TEXTE FOURNI >>
☆ ☆ ☆ ☆ ☆
Aurélie Dupont, qui avait programmé cette saison 2023/2024 avant de quitter la Direction du Ballet de l'Opéra en juin 2022 peut s'enorgueillir d'avoir convaincu le grand chorégraphe tchèque d'enrichir le répertoire du Ballet de l'Opéra de Paris de trois de ses œuvres.  Il s'agit de reprises de ballets importants crées en 2008 (pour Gods and Dogs) voire même en 1991 (pour Petite Mort et Sechs Tänze sur du Mozart). Prises séparément, chacune d'elle a sa valeur. L'ex-Directrice de la danse n'a-t-elle donc pas perçu que ces quatre œuvres (avec Stepping Stones déjà au répertoire depuis 2001) programmées ensemble allaient non pas s'additionner richement mais se télescoper, tant elles se nourrissent d'un même univers (même plongée dans le noir, costumes presque identiques pour les trois premiers, et construction semblable sur une suite constante de solos, duos trios ou quatuors…) ?

C'est rageant, tant Jiri Kylian possède à son actif tant d'autres ballets aux esthétiques et univers bien plus divers. On aurait aimé, par exemple, revoir Sinfonietta, ballet lumineux et coup de maître des débuts de Kylian (il date de 1978), et qui fût aussi la toute première entrée au répertoire de l'Opéra d'une de ses œuvres, en 1990. Et c'est un peu frustrant aussi de voir ce qu'en font, ici, les générations actuelles de danseurs français.
☆ ☆ ☆ ☆ ☆
EXERCICES >>
A - Recopiez le passage du texte fourni qui commence à "C'est rageant, tant" et se termine à "de danseurs français.".
B - D'après le texte fourni, en quelle année une œuvre de Kylian est-elle entrée pour la première fois au répertoire de l'Opéra ?
C - Ces affirmations concordent-elles avec le texte fourni ? Répondez par oui ou par non et citez les mots qui tranchent.
(i) Aurélie Dupont a quitté la Direction du Ballet de l'Opéra en juin 2022.
(ii) Stepping Stones est au répertoire depuis 2008.
(iii) Petite Mort a été créé en 1991.

JEU DE DONNÉES >>
☆ ☆ ☆ ☆ ☆
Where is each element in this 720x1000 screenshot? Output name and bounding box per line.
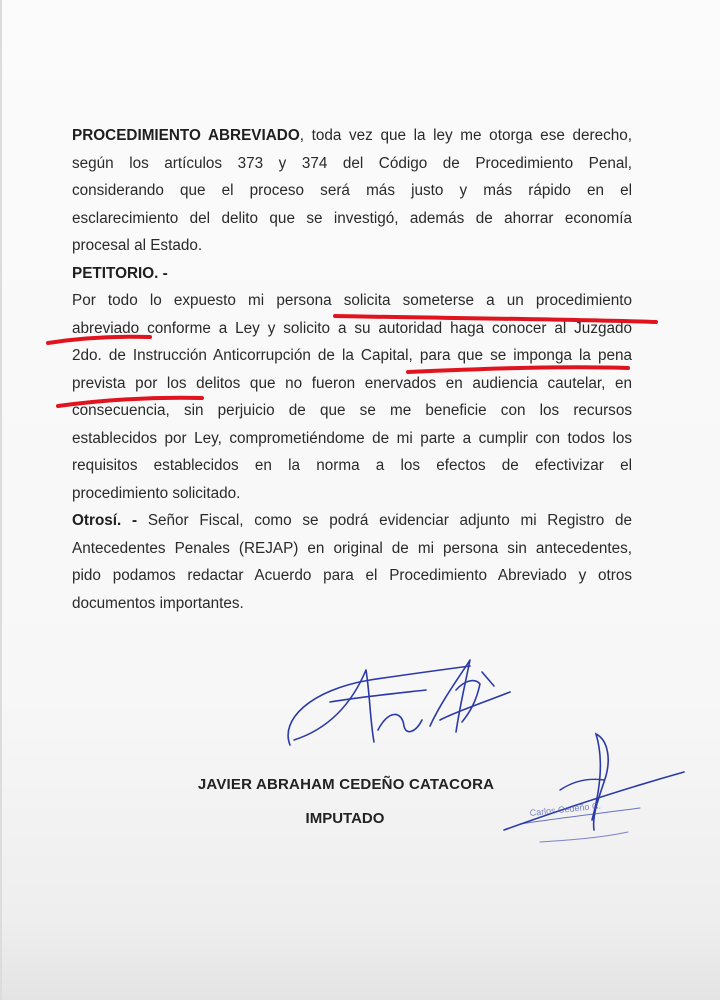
☆ ☆ ☆ ☆ ☆
CORRIGÉ >>
A -
C'est rageant, tant Jiri Kylian possède à son actif tant d'autres ballets aux esthétiques et univers bien plus divers. On aurait aimé, par exemple, revoir Sinfonietta, ballet lumineux et coup de maître des débuts de Kylian (il date de 1978), et qui fût aussi la toute première entrée au répertoire de l'Opéra d'une de ses œuvres, en 1990. Et c'est un peu frustrant aussi de voir ce qu'en font, ici, les générations actuelles de danseurs français.

B - En 1990, avec Sinfonietta.

C -
(i) Oui : « avant de quitter la Direction du Ballet de l'Opéra en juin 2022 ».
(ii) Non : « Stepping Stones déjà au répertoire depuis 2001 ».
(iii) Oui : « voire même en 1991 (pour Petite Mort et Sechs Tänze sur du Mozart) ».